• [Records provided]

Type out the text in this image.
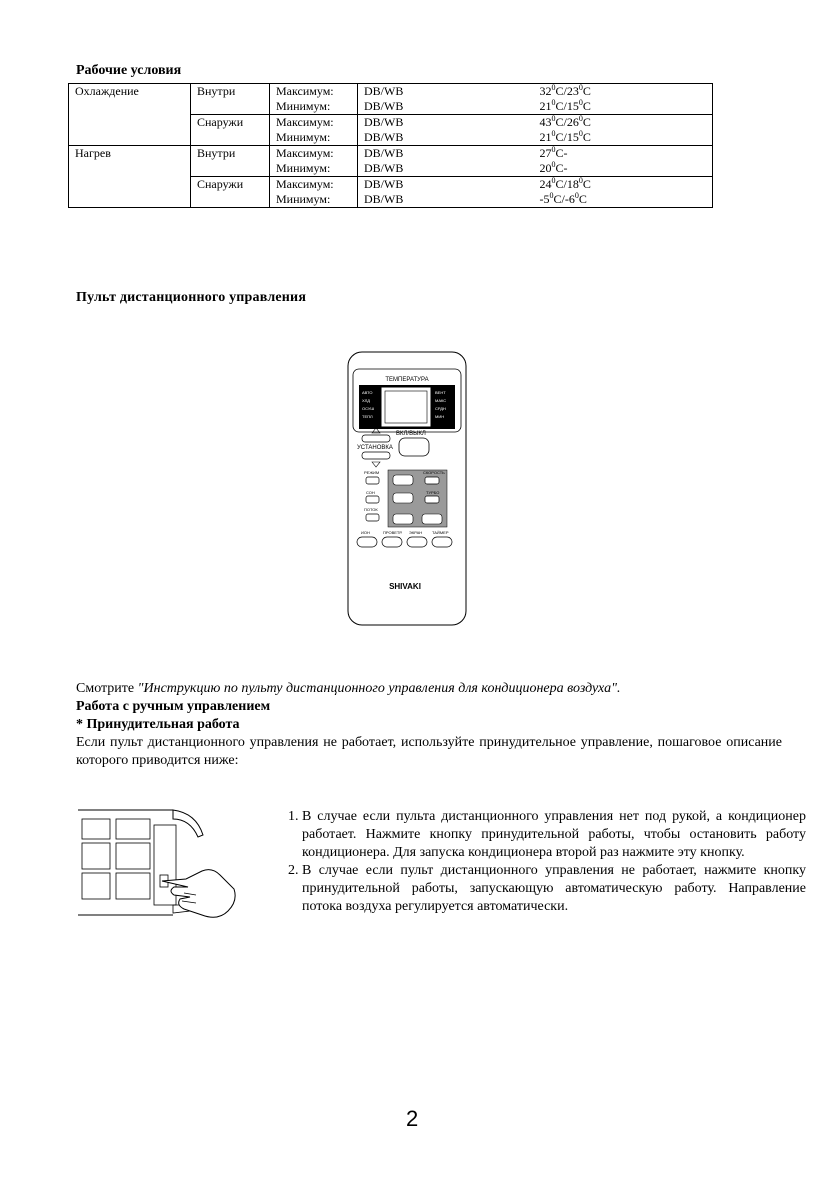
Рабочие условия
Охлаждение	Внутри	Максимум:	DB/WB	$32^0C/23^0C$
		Минимум:	DB/WB	$21^0C/15^0C$
	Снаружи	Максимум:	DB/WB	$43^0C/26^0C$
		Минимум:	DB/WB	$21^0C/15^0C$
Нагрев	Внутри	Максимум:	DB/WB	$27^0C-$
		Минимум:	DB/WB	$20^0C-$
	Снаружи	Максимум:	DB/WB	$24^0C/18^0C$
		Минимум:	DB/WB	$-5^0C/-6^0C$
Пульт дистанционного управления
ТЕМПЕРАТУРА
АВТО
ХЛД
ОСУШ
ТЕПЛ
ВЕНТ
МАКС
СРДН
МИН
УСТАНОВКА
ВКЛ/ВЫКЛ
РЕЖИМ
СОН
ПОТОК
СКОРОСТЬ
ТУРБО
ИОН	ПРОВЕТР. ЭКРАН ТАЙМЕР
SHIVAKI
Смотрите "Инструкцию по пульту дистанционного управления для кондиционера воздуха".
Работа с ручным управлением
* Принудительная работа
Если пульт дистанционного управления не работает, используйте принудительное управление, пошаговое описание которого приводится ниже:
1. В случае если пульта дистанционного управления нет под рукой, а кондиционер работает. Нажмите кнопку принудительной работы, чтобы остановить работу кондиционера. Для запуска кондиционера второй раз нажмите эту кнопку.
2. В случае если пульт дистанционного управления не работает, нажмите кнопку принудительной работы, запускающую автоматическую работу. Направление потока воздуха регулируется автоматически.
2
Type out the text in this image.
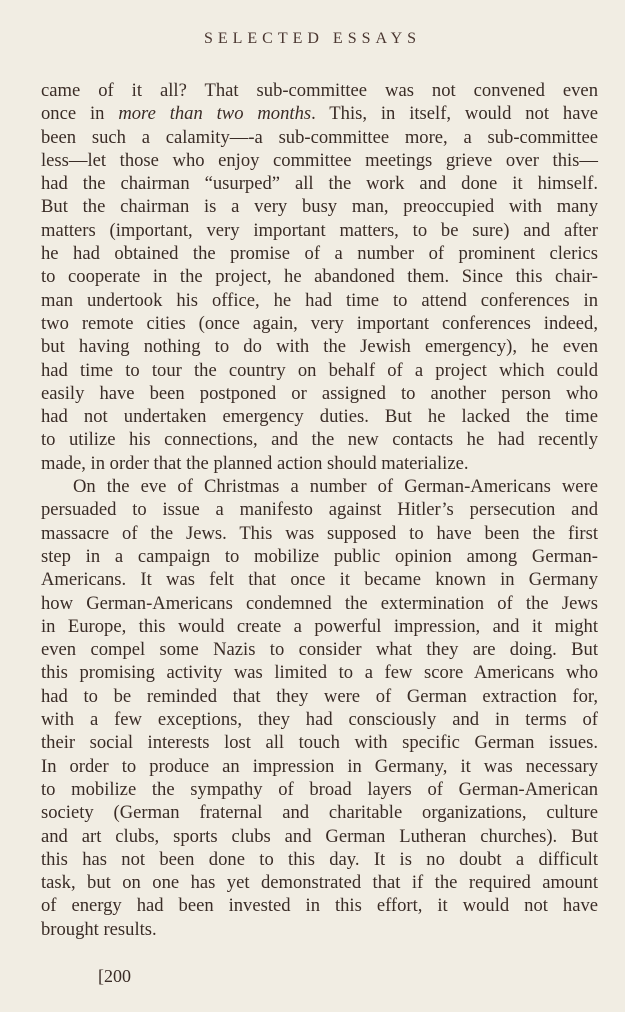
SELECTED ESSAYS

came of it all? That sub-committee was not convened even
once in more than two months. This, in itself, would not have
been such a calamity—-a sub-committee more, a sub-committee
less—let those who enjoy committee meetings grieve over this—
had the chairman “usurped” all the work and done it himself.
But the chairman is a very busy man, preoccupied with many
matters (important, very important matters, to be sure) and after
he had obtained the promise of a number of prominent clerics
to cooperate in the project, he abandoned them. Since this chair-
man undertook his office, he had time to attend conferences in
two remote cities (once again, very important conferences indeed,
but having nothing to do with the Jewish emergency), he even
had time to tour the country on behalf of a project which could
easily have been postponed or assigned to another person who
had not undertaken emergency duties. But he lacked the time
to utilize his connections, and the new contacts he had recently
made, in order that the planned action should materialize.

On the eve of Christmas a number of German-Americans were
persuaded to issue a manifesto against Hitler’s persecution and
massacre of the Jews. This was supposed to have been the first
step in a campaign to mobilize public opinion among German-
Americans. It was felt that once it became known in Germany
how German-Americans condemned the extermination of the Jews
in Europe, this would create a powerful impression, and it might
even compel some Nazis to consider what they are doing. But
this promising activity was limited to a few score Americans who
had to be reminded that they were of German extraction for,
with a few exceptions, they had consciously and in terms of
their social interests lost all touch with specific German issues.
In order to produce an impression in Germany, it was necessary
to mobilize the sympathy of broad layers of German-American
society (German fraternal and charitable organizations, culture
and art clubs, sports clubs and German Lutheran churches). But
this has not been done to this day. It is no doubt a difficult
task, but on one has yet demonstrated that if the required amount
of energy had been invested in this effort, it would not have
brought results.

[200
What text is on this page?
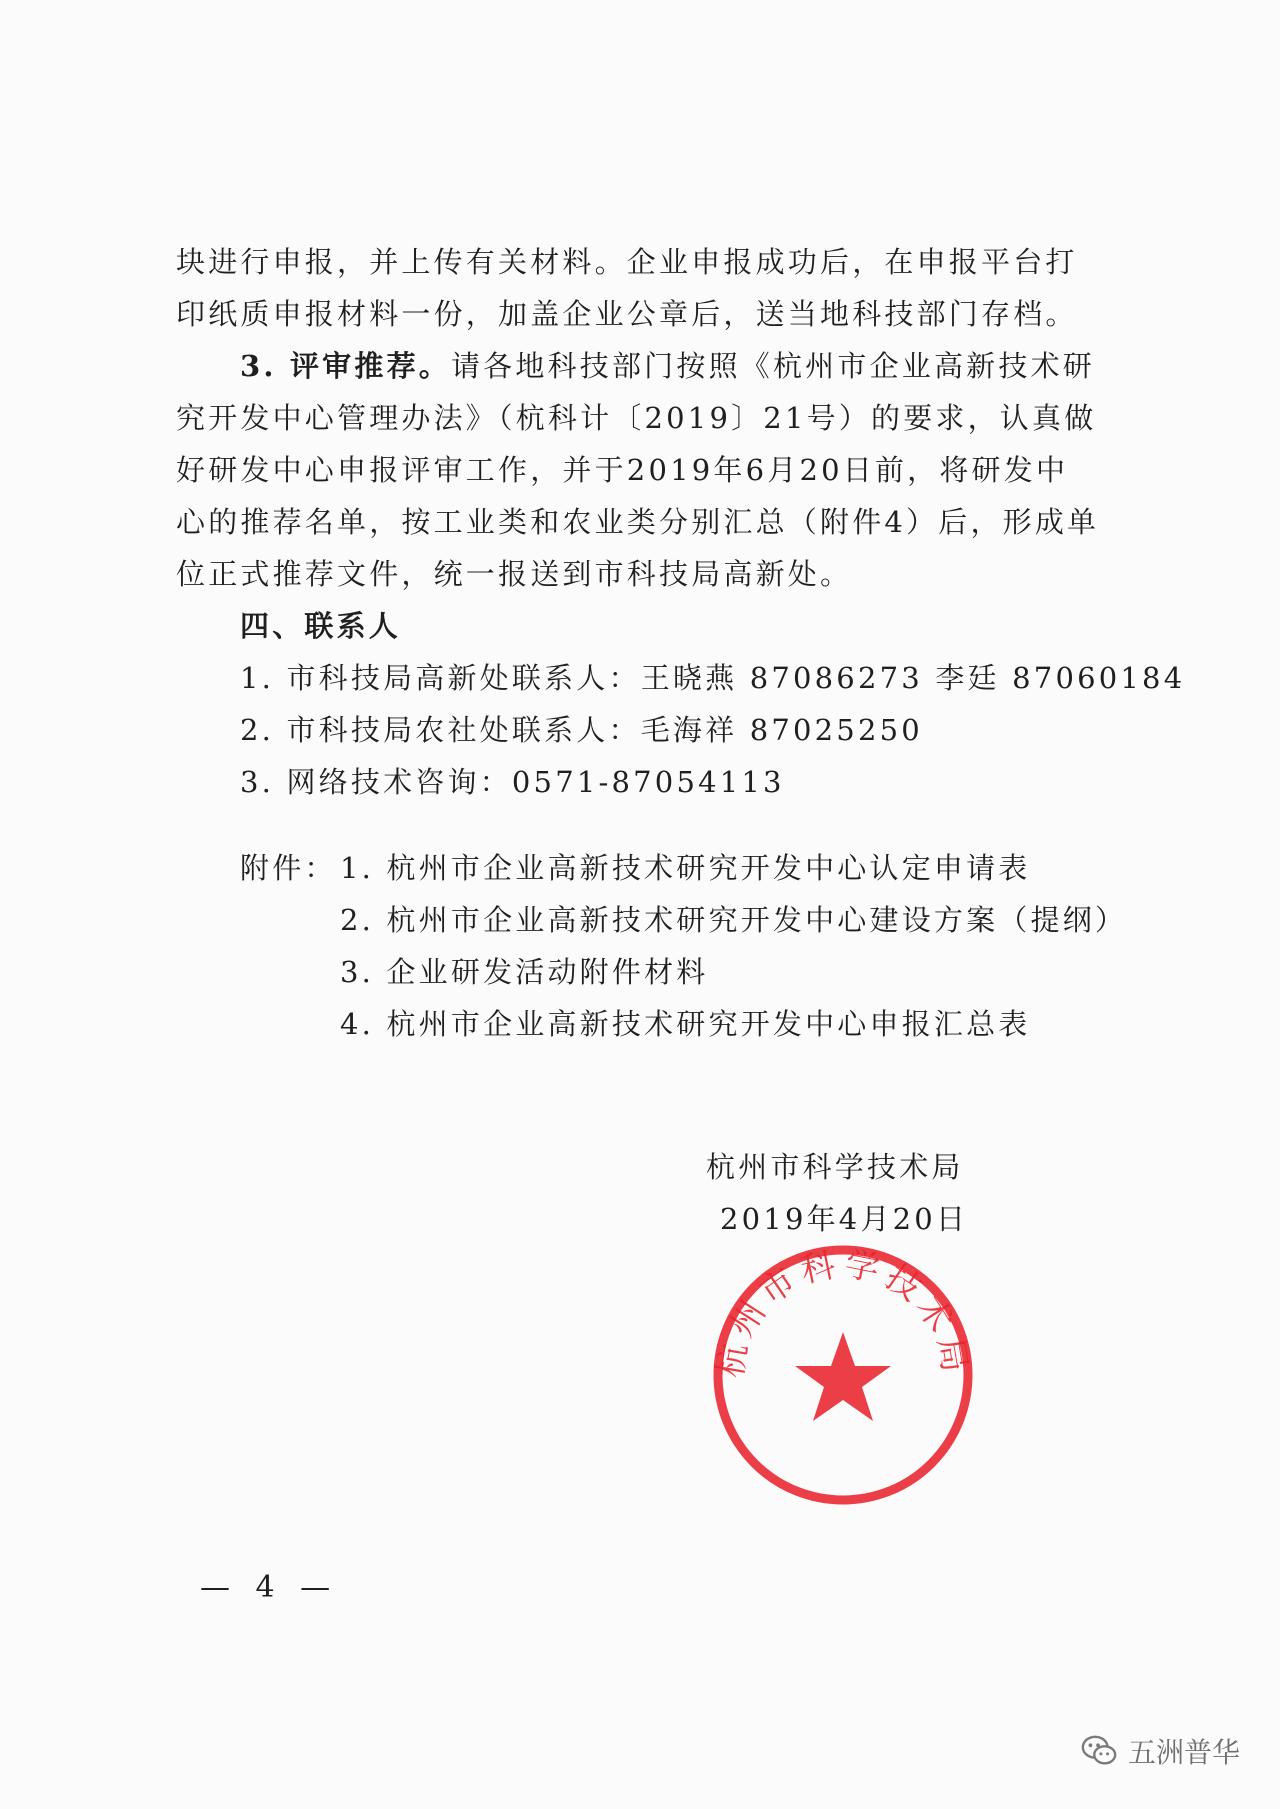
块进行申报，并上传有关材料。企业申报成功后，在申报平台打
印纸质申报材料一份，加盖企业公章后，送当地科技部门存档。
3. 评审推荐。请各地科技部门按照《杭州市企业高新技术研
究开发中心管理办法》（杭科计〔2019〕21号）的要求，认真做
好研发中心申报评审工作，并于2019年6月20日前，将研发中
心的推荐名单，按工业类和农业类分别汇总（附件4）后，形成单
位正式推荐文件，统一报送到市科技局高新处。
四、联系人
1. 市科技局高新处联系人：王晓燕 87086273 李廷 87060184
2. 市科技局农社处联系人：毛海祥 87025250
3. 网络技术咨询：0571-87054113
附件： 1. 杭州市企业高新技术研究开发中心认定申请表
2. 杭州市企业高新技术研究开发中心建设方案（提纲）
3. 企业研发活动附件材料
4. 杭州市企业高新技术研究开发中心申报汇总表
杭州市科学技术局
杭州市科学技术局
2019年4月20日
— 4 —
五洲普华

• [What to produce]
Beginning at the line with "What text is on this page?" and ending at the last line of the listing above, retype each line exactly, including those two lines. Leave the pictures out.

• [Task response]
What text is on this page?
块进行申报，并上传有关材料。企业申报成功后，在申报平台打
印纸质申报材料一份，加盖企业公章后，送当地科技部门存档。
3. 评审推荐。请各地科技部门按照《杭州市企业高新技术研
究开发中心管理办法》（杭科计〔2019〕21号）的要求，认真做
好研发中心申报评审工作，并于2019年6月20日前，将研发中
心的推荐名单，按工业类和农业类分别汇总（附件4）后，形成单
位正式推荐文件，统一报送到市科技局高新处。
四、联系人
1. 市科技局高新处联系人：王晓燕 87086273 李廷 87060184
2. 市科技局农社处联系人：毛海祥 87025250
3. 网络技术咨询：0571-87054113
附件： 1. 杭州市企业高新技术研究开发中心认定申请表
2. 杭州市企业高新技术研究开发中心建设方案（提纲）
3. 企业研发活动附件材料
4. 杭州市企业高新技术研究开发中心申报汇总表
杭州市科学技术局
杭州市科学技术局
2019年4月20日
— 4 —
五洲普华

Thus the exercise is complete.